§ **INPUT MATERIAL**:
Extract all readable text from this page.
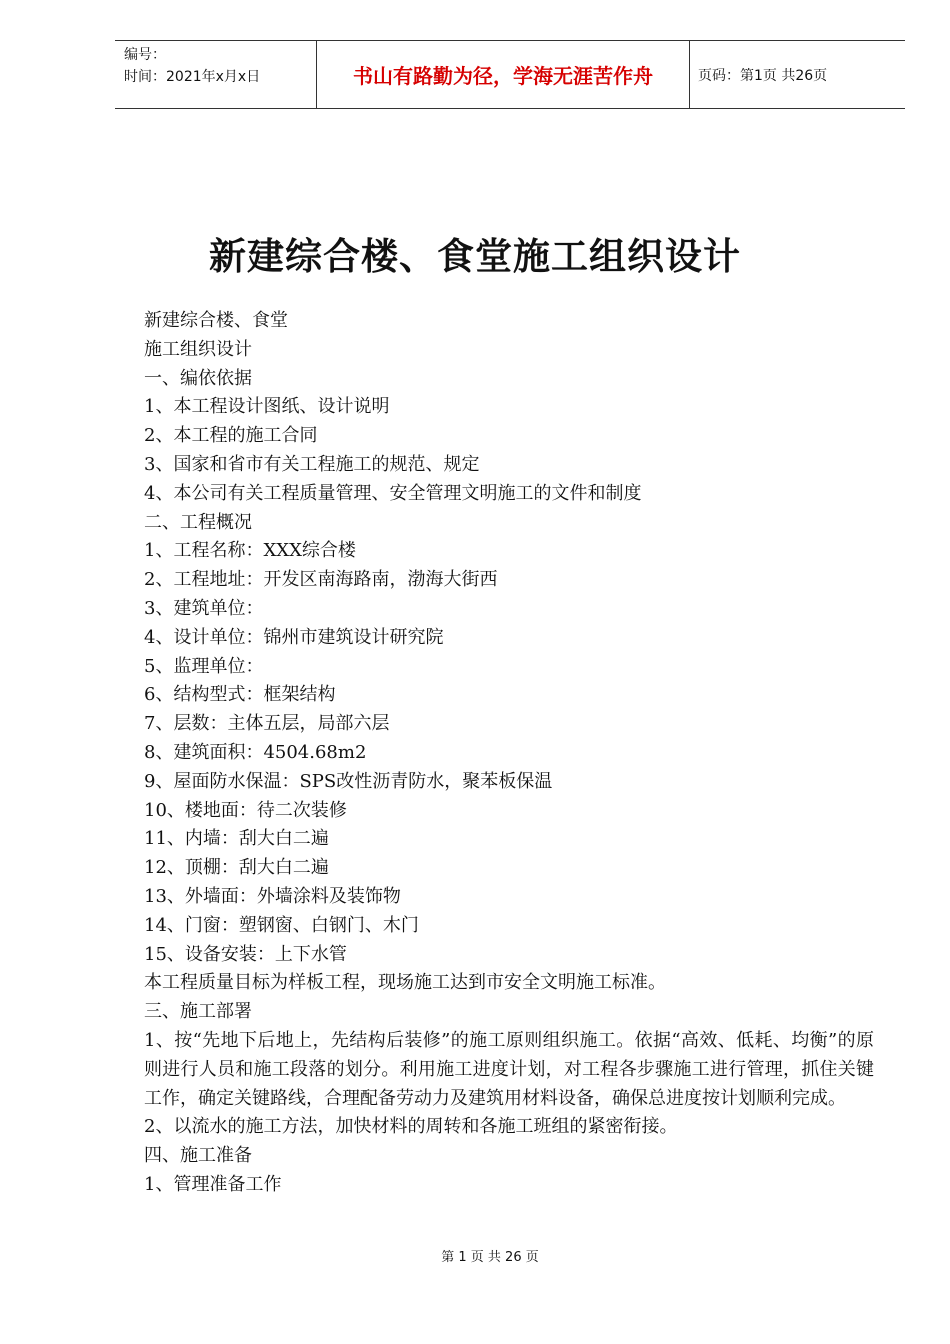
编号：
时间：2021年x月x日	书山有路勤为径，学海无涯苦作舟	页码：第1页 共26页
新建综合楼、食堂施工组织设计
新建综合楼、食堂
施工组织设计
一、编依依据
1、本工程设计图纸、设计说明
2、本工程的施工合同
3、国家和省市有关工程施工的规范、规定
4、本公司有关工程质量管理、安全管理文明施工的文件和制度
二、工程概况
1、工程名称：XXX综合楼
2、工程地址：开发区南海路南，渤海大街西
3、建筑单位：
4、设计单位：锦州市建筑设计研究院
5、监理单位：
6、结构型式：框架结构
7、层数：主体五层，局部六层
8、建筑面积：4504.68m2
9、屋面防水保温：SPS改性沥青防水，聚苯板保温
10、楼地面：待二次装修
11、内墙：刮大白二遍
12、顶棚：刮大白二遍
13、外墙面：外墙涂料及装饰物
14、门窗：塑钢窗、白钢门、木门
15、设备安装：上下水管
本工程质量目标为样板工程，现场施工达到市安全文明施工标准。
三、施工部署
1、按“先地下后地上，先结构后装修”的施工原则组织施工。依据“高效、低耗、均衡”的原则进行人员和施工段落的划分。利用施工进度计划，对工程各步骤施工进行管理，抓住关键工作，确定关键路线，合理配备劳动力及建筑用材料设备，确保总进度按计划顺利完成。
2、以流水的施工方法，加快材料的周转和各施工班组的紧密衔接。
四、施工准备
1、管理准备工作
第 1 页 共 26 页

§ **GIVEN EXERCISE**: Take the records above and transcribe them exactly, dropping every picture.

§ **OUTPUT OF THE TASK**:
Extract all readable text from this page.
编号：
时间：2021年x月x日	书山有路勤为径，学海无涯苦作舟	页码：第1页 共26页
新建综合楼、食堂施工组织设计
新建综合楼、食堂
施工组织设计
一、编依依据
1、本工程设计图纸、设计说明
2、本工程的施工合同
3、国家和省市有关工程施工的规范、规定
4、本公司有关工程质量管理、安全管理文明施工的文件和制度
二、工程概况
1、工程名称：XXX综合楼
2、工程地址：开发区南海路南，渤海大街西
3、建筑单位：
4、设计单位：锦州市建筑设计研究院
5、监理单位：
6、结构型式：框架结构
7、层数：主体五层，局部六层
8、建筑面积：4504.68m2
9、屋面防水保温：SPS改性沥青防水，聚苯板保温
10、楼地面：待二次装修
11、内墙：刮大白二遍
12、顶棚：刮大白二遍
13、外墙面：外墙涂料及装饰物
14、门窗：塑钢窗、白钢门、木门
15、设备安装：上下水管
本工程质量目标为样板工程，现场施工达到市安全文明施工标准。
三、施工部署
1、按“先地下后地上，先结构后装修”的施工原则组织施工。依据“高效、低耗、均衡”的原则进行人员和施工段落的划分。利用施工进度计划，对工程各步骤施工进行管理，抓住关键工作，确定关键路线，合理配备劳动力及建筑用材料设备，确保总进度按计划顺利完成。
2、以流水的施工方法，加快材料的周转和各施工班组的紧密衔接。
四、施工准备
1、管理准备工作
第 1 页 共 26 页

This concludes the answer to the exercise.